** Start **
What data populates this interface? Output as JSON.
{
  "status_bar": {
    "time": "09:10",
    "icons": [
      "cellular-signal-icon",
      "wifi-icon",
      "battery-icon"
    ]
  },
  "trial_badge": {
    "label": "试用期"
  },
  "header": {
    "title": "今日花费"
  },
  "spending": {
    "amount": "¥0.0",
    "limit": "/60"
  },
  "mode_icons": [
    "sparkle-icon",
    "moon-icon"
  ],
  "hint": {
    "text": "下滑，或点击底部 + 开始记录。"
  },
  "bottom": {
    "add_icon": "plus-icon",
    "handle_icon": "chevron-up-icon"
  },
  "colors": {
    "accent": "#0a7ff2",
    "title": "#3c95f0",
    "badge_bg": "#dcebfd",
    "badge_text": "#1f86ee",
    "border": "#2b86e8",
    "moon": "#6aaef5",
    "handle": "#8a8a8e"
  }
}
** End **
Output the lines above verbatim and in full.

What data populates this interface? Output as JSON.
{
  "status_bar": {
    "time": "09:10",
    "icons": [
      "cellular-signal-icon",
      "wifi-icon",
      "battery-icon"
    ]
  },
  "trial_badge": {
    "label": "试用期"
  },
  "header": {
    "title": "今日花费"
  },
  "spending": {
    "amount": "¥0.0",
    "limit": "/60"
  },
  "mode_icons": [
    "sparkle-icon",
    "moon-icon"
  ],
  "hint": {
    "text": "下滑，或点击底部 + 开始记录。"
  },
  "bottom": {
    "add_icon": "plus-icon",
    "handle_icon": "chevron-up-icon"
  },
  "colors": {
    "accent": "#0a7ff2",
    "title": "#3c95f0",
    "badge_bg": "#dcebfd",
    "badge_text": "#1f86ee",
    "border": "#2b86e8",
    "moon": "#6aaef5",
    "handle": "#8a8a8e"
  }
}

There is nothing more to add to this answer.